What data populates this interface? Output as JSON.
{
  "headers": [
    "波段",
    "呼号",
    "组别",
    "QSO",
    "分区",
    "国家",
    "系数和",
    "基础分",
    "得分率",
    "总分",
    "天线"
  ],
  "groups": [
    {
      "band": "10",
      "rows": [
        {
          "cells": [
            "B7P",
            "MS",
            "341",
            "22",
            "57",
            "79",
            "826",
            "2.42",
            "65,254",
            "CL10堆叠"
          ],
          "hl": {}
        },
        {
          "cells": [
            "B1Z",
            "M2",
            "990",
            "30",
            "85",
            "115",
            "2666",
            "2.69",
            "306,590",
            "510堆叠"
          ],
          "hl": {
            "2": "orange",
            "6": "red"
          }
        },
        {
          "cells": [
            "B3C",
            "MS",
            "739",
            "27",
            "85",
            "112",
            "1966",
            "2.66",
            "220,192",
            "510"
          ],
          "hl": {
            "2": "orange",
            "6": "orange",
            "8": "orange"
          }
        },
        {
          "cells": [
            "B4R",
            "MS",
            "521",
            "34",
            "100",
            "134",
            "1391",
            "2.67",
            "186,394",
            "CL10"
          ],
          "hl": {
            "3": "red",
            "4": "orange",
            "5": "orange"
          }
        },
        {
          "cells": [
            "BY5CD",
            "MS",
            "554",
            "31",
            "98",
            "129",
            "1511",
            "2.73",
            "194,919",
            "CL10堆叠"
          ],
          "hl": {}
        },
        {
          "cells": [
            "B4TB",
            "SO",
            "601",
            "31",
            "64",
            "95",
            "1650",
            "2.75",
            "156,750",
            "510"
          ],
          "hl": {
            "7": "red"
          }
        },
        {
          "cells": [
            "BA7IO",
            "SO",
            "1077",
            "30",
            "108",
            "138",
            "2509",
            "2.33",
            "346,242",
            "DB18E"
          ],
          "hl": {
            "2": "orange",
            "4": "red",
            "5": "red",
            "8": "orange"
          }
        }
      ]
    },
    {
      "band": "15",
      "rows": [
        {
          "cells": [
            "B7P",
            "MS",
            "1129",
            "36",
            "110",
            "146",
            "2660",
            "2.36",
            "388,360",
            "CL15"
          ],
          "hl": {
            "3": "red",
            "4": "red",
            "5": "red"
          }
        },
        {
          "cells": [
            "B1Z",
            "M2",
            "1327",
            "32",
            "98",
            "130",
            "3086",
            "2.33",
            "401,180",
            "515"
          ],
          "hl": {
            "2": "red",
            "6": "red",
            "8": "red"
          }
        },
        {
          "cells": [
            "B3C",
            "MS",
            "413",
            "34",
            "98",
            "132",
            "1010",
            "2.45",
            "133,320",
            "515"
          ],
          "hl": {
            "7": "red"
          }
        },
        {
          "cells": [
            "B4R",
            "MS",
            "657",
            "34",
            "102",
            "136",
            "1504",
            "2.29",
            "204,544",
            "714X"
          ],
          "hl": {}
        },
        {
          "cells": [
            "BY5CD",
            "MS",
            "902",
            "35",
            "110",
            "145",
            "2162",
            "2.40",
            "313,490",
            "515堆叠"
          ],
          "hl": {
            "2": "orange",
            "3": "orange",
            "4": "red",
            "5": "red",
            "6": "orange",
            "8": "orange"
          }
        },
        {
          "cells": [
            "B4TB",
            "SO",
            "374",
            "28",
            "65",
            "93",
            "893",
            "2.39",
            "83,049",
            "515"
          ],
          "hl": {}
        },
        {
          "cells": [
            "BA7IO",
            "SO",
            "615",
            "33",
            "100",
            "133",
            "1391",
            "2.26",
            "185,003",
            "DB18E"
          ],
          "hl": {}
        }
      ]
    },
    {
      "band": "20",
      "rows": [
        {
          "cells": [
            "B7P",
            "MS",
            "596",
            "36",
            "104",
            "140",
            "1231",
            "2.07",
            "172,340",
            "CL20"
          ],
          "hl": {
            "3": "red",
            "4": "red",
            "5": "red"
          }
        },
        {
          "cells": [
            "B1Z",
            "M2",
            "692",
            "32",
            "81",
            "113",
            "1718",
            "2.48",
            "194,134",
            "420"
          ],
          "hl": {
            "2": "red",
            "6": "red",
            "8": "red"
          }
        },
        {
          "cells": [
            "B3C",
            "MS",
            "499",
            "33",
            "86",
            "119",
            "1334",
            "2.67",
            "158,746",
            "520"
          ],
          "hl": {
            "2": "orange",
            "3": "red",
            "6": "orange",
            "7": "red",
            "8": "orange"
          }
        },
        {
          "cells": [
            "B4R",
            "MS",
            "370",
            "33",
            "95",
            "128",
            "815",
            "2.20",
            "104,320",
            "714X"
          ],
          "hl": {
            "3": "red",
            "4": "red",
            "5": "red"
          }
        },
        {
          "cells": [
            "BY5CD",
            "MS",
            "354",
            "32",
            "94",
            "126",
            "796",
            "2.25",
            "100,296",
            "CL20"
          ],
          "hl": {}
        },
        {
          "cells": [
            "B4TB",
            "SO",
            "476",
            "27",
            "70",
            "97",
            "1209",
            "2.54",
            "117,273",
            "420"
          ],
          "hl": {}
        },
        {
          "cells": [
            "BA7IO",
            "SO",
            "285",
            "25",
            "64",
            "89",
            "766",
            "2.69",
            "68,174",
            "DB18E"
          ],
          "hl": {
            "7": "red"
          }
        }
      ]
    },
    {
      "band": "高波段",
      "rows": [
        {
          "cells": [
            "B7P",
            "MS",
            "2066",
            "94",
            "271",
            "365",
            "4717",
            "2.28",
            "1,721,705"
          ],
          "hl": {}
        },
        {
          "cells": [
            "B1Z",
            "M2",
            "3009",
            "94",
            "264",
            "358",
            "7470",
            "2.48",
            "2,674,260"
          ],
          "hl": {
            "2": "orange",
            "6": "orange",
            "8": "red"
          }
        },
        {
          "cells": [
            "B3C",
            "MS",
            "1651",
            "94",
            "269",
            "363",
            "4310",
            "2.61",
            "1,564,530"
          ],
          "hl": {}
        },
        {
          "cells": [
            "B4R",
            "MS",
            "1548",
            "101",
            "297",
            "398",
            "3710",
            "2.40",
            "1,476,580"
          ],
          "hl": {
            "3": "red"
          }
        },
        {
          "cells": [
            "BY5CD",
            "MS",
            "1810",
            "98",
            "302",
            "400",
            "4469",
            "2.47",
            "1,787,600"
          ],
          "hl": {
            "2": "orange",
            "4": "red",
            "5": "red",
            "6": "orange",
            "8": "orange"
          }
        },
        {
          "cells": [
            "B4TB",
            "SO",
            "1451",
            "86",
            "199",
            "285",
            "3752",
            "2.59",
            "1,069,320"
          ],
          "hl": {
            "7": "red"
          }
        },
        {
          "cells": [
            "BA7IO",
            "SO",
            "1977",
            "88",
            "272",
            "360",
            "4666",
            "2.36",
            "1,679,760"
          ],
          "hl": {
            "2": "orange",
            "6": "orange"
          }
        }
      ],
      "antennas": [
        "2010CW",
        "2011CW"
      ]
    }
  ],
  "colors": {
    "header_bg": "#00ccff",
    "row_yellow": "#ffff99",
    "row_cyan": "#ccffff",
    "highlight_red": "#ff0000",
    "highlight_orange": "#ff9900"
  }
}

EXERCISE INSTRUCTIONS ▸
Restate all of the entries above precisely.

THE RESPONSE ▸
What data populates this interface? Output as JSON.
{
  "headers": [
    "波段",
    "呼号",
    "组别",
    "QSO",
    "分区",
    "国家",
    "系数和",
    "基础分",
    "得分率",
    "总分",
    "天线"
  ],
  "groups": [
    {
      "band": "10",
      "rows": [
        {
          "cells": [
            "B7P",
            "MS",
            "341",
            "22",
            "57",
            "79",
            "826",
            "2.42",
            "65,254",
            "CL10堆叠"
          ],
          "hl": {}
        },
        {
          "cells": [
            "B1Z",
            "M2",
            "990",
            "30",
            "85",
            "115",
            "2666",
            "2.69",
            "306,590",
            "510堆叠"
          ],
          "hl": {
            "2": "orange",
            "6": "red"
          }
        },
        {
          "cells": [
            "B3C",
            "MS",
            "739",
            "27",
            "85",
            "112",
            "1966",
            "2.66",
            "220,192",
            "510"
          ],
          "hl": {
            "2": "orange",
            "6": "orange",
            "8": "orange"
          }
        },
        {
          "cells": [
            "B4R",
            "MS",
            "521",
            "34",
            "100",
            "134",
            "1391",
            "2.67",
            "186,394",
            "CL10"
          ],
          "hl": {
            "3": "red",
            "4": "orange",
            "5": "orange"
          }
        },
        {
          "cells": [
            "BY5CD",
            "MS",
            "554",
            "31",
            "98",
            "129",
            "1511",
            "2.73",
            "194,919",
            "CL10堆叠"
          ],
          "hl": {}
        },
        {
          "cells": [
            "B4TB",
            "SO",
            "601",
            "31",
            "64",
            "95",
            "1650",
            "2.75",
            "156,750",
            "510"
          ],
          "hl": {
            "7": "red"
          }
        },
        {
          "cells": [
            "BA7IO",
            "SO",
            "1077",
            "30",
            "108",
            "138",
            "2509",
            "2.33",
            "346,242",
            "DB18E"
          ],
          "hl": {
            "2": "orange",
            "4": "red",
            "5": "red",
            "8": "orange"
          }
        }
      ]
    },
    {
      "band": "15",
      "rows": [
        {
          "cells": [
            "B7P",
            "MS",
            "1129",
            "36",
            "110",
            "146",
            "2660",
            "2.36",
            "388,360",
            "CL15"
          ],
          "hl": {
            "3": "red",
            "4": "red",
            "5": "red"
          }
        },
        {
          "cells": [
            "B1Z",
            "M2",
            "1327",
            "32",
            "98",
            "130",
            "3086",
            "2.33",
            "401,180",
            "515"
          ],
          "hl": {
            "2": "red",
            "6": "red",
            "8": "red"
          }
        },
        {
          "cells": [
            "B3C",
            "MS",
            "413",
            "34",
            "98",
            "132",
            "1010",
            "2.45",
            "133,320",
            "515"
          ],
          "hl": {
            "7": "red"
          }
        },
        {
          "cells": [
            "B4R",
            "MS",
            "657",
            "34",
            "102",
            "136",
            "1504",
            "2.29",
            "204,544",
            "714X"
          ],
          "hl": {}
        },
        {
          "cells": [
            "BY5CD",
            "MS",
            "902",
            "35",
            "110",
            "145",
            "2162",
            "2.40",
            "313,490",
            "515堆叠"
          ],
          "hl": {
            "2": "orange",
            "3": "orange",
            "4": "red",
            "5": "red",
            "6": "orange",
            "8": "orange"
          }
        },
        {
          "cells": [
            "B4TB",
            "SO",
            "374",
            "28",
            "65",
            "93",
            "893",
            "2.39",
            "83,049",
            "515"
          ],
          "hl": {}
        },
        {
          "cells": [
            "BA7IO",
            "SO",
            "615",
            "33",
            "100",
            "133",
            "1391",
            "2.26",
            "185,003",
            "DB18E"
          ],
          "hl": {}
        }
      ]
    },
    {
      "band": "20",
      "rows": [
        {
          "cells": [
            "B7P",
            "MS",
            "596",
            "36",
            "104",
            "140",
            "1231",
            "2.07",
            "172,340",
            "CL20"
          ],
          "hl": {
            "3": "red",
            "4": "red",
            "5": "red"
          }
        },
        {
          "cells": [
            "B1Z",
            "M2",
            "692",
            "32",
            "81",
            "113",
            "1718",
            "2.48",
            "194,134",
            "420"
          ],
          "hl": {
            "2": "red",
            "6": "red",
            "8": "red"
          }
        },
        {
          "cells": [
            "B3C",
            "MS",
            "499",
            "33",
            "86",
            "119",
            "1334",
            "2.67",
            "158,746",
            "520"
          ],
          "hl": {
            "2": "orange",
            "3": "red",
            "6": "orange",
            "7": "red",
            "8": "orange"
          }
        },
        {
          "cells": [
            "B4R",
            "MS",
            "370",
            "33",
            "95",
            "128",
            "815",
            "2.20",
            "104,320",
            "714X"
          ],
          "hl": {
            "3": "red",
            "4": "red",
            "5": "red"
          }
        },
        {
          "cells": [
            "BY5CD",
            "MS",
            "354",
            "32",
            "94",
            "126",
            "796",
            "2.25",
            "100,296",
            "CL20"
          ],
          "hl": {}
        },
        {
          "cells": [
            "B4TB",
            "SO",
            "476",
            "27",
            "70",
            "97",
            "1209",
            "2.54",
            "117,273",
            "420"
          ],
          "hl": {}
        },
        {
          "cells": [
            "BA7IO",
            "SO",
            "285",
            "25",
            "64",
            "89",
            "766",
            "2.69",
            "68,174",
            "DB18E"
          ],
          "hl": {
            "7": "red"
          }
        }
      ]
    },
    {
      "band": "高波段",
      "rows": [
        {
          "cells": [
            "B7P",
            "MS",
            "2066",
            "94",
            "271",
            "365",
            "4717",
            "2.28",
            "1,721,705"
          ],
          "hl": {}
        },
        {
          "cells": [
            "B1Z",
            "M2",
            "3009",
            "94",
            "264",
            "358",
            "7470",
            "2.48",
            "2,674,260"
          ],
          "hl": {
            "2": "orange",
            "6": "orange",
            "8": "red"
          }
        },
        {
          "cells": [
            "B3C",
            "MS",
            "1651",
            "94",
            "269",
            "363",
            "4310",
            "2.61",
            "1,564,530"
          ],
          "hl": {}
        },
        {
          "cells": [
            "B4R",
            "MS",
            "1548",
            "101",
            "297",
            "398",
            "3710",
            "2.40",
            "1,476,580"
          ],
          "hl": {
            "3": "red"
          }
        },
        {
          "cells": [
            "BY5CD",
            "MS",
            "1810",
            "98",
            "302",
            "400",
            "4469",
            "2.47",
            "1,787,600"
          ],
          "hl": {
            "2": "orange",
            "4": "red",
            "5": "red",
            "6": "orange",
            "8": "orange"
          }
        },
        {
          "cells": [
            "B4TB",
            "SO",
            "1451",
            "86",
            "199",
            "285",
            "3752",
            "2.59",
            "1,069,320"
          ],
          "hl": {
            "7": "red"
          }
        },
        {
          "cells": [
            "BA7IO",
            "SO",
            "1977",
            "88",
            "272",
            "360",
            "4666",
            "2.36",
            "1,679,760"
          ],
          "hl": {
            "2": "orange",
            "6": "orange"
          }
        }
      ],
      "antennas": [
        "2010CW",
        "2011CW"
      ]
    }
  ],
  "colors": {
    "header_bg": "#00ccff",
    "row_yellow": "#ffff99",
    "row_cyan": "#ccffff",
    "highlight_red": "#ff0000",
    "highlight_orange": "#ff9900"
  }
}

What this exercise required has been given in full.